Find every line of the listing below where "JSON" appears, and copy it.

* START GIVEN RECORDS *

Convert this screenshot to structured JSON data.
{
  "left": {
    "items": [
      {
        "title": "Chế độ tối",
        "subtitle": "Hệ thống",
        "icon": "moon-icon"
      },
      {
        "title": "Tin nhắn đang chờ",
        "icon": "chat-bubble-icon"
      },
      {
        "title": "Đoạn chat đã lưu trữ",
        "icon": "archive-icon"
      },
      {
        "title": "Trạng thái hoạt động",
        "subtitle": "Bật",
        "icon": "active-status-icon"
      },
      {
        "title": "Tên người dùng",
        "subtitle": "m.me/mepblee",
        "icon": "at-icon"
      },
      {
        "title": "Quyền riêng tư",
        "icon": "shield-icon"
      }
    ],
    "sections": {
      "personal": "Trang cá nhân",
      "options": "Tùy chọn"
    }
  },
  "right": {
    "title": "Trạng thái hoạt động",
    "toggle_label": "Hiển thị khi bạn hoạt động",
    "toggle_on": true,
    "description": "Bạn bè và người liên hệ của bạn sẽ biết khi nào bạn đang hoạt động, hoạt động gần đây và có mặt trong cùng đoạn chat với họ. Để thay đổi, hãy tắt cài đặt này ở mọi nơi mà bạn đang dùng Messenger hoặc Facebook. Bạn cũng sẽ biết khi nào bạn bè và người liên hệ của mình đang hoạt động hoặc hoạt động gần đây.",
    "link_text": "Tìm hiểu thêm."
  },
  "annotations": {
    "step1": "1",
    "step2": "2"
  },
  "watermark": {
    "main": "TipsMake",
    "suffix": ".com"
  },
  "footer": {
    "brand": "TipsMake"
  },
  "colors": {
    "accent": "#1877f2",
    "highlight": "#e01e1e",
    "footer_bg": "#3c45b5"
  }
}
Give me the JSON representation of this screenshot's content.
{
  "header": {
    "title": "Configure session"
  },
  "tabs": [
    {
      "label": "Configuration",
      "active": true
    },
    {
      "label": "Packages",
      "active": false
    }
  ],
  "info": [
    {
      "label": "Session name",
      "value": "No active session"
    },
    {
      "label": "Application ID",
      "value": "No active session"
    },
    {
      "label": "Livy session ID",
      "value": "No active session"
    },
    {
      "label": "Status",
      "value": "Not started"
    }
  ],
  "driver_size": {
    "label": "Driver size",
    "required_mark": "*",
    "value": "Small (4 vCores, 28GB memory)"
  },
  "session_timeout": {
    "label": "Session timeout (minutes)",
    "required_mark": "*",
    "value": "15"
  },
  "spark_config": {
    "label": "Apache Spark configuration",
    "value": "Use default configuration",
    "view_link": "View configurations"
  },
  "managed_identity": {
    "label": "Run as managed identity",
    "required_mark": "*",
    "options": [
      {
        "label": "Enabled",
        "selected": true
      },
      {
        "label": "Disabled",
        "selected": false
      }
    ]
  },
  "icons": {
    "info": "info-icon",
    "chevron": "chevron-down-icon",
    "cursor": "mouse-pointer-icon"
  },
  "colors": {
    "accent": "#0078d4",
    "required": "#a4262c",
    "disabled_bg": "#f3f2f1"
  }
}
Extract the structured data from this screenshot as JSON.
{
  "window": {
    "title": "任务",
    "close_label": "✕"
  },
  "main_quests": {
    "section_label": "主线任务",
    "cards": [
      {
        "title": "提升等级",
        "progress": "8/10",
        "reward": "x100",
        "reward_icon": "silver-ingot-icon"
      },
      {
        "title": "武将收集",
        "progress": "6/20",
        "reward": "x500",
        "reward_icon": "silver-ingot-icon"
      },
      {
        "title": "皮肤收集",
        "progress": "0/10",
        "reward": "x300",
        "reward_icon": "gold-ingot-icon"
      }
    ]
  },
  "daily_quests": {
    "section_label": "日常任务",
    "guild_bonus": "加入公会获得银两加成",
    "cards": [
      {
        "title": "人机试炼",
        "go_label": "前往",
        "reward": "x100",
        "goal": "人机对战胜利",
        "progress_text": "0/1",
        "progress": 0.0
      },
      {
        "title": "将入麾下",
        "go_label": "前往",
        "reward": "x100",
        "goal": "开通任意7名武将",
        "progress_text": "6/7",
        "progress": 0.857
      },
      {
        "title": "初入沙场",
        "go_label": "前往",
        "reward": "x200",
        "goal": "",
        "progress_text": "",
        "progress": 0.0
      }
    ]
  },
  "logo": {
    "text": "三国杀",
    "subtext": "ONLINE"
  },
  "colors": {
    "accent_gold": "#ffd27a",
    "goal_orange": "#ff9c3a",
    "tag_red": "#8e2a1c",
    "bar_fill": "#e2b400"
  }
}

* END GIVEN RECORDS *

== FINISHED EXERCISE ==
Convert this screenshot to structured JSON data.
Give me the JSON representation of this screenshot's content.
Extract the structured data from this screenshot as JSON.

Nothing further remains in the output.